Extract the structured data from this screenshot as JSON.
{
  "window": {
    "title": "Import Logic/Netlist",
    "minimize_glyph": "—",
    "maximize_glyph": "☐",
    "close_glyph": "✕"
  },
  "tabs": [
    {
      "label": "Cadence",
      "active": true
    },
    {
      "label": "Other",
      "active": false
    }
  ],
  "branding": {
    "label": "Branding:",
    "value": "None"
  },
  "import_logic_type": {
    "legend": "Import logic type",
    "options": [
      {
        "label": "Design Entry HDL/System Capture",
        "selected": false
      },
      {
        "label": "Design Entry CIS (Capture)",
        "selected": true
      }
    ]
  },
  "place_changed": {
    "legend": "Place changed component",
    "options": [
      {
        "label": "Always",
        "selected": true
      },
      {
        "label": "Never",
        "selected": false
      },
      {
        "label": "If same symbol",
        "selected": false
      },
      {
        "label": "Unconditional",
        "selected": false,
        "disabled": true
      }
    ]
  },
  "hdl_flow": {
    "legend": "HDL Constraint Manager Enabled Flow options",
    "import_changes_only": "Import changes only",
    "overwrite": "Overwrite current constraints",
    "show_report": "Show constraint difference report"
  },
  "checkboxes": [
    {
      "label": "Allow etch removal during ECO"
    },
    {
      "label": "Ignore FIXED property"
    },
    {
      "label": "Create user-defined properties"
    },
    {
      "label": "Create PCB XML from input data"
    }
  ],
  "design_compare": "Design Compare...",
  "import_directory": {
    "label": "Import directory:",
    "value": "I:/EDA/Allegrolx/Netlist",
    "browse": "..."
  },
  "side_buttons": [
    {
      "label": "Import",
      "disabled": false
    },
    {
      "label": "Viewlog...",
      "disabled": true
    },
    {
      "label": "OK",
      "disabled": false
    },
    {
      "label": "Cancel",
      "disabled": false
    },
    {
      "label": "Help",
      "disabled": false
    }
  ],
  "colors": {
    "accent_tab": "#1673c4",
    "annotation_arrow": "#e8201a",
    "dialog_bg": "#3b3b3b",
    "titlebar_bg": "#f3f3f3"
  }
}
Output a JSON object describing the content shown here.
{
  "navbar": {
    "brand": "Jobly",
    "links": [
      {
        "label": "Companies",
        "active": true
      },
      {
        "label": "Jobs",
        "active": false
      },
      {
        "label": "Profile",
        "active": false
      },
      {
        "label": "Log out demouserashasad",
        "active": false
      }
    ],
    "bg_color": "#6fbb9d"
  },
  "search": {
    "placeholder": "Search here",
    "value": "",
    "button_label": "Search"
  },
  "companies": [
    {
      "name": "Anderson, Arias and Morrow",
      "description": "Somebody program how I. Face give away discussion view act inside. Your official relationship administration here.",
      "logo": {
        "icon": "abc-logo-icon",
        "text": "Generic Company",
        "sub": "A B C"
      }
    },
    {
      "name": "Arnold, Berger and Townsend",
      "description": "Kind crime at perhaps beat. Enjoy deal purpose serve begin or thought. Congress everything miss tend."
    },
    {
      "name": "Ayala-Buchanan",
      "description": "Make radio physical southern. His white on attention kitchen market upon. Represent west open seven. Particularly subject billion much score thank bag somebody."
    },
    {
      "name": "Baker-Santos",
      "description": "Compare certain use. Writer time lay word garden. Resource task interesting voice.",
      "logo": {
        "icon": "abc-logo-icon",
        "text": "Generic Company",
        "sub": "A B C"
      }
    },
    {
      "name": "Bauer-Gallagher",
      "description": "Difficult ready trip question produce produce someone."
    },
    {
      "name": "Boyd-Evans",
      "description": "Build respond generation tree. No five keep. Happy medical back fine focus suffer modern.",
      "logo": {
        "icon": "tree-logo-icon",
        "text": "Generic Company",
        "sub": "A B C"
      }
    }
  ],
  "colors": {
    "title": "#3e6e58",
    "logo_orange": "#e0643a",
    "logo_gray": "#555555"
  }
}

-----

#### Directive
Pull every line containing "true" out of the data above.

#### Task response
      "active": true
        "selected": true
        "selected": true
        "disabled": true
      "disabled": true
        "active": true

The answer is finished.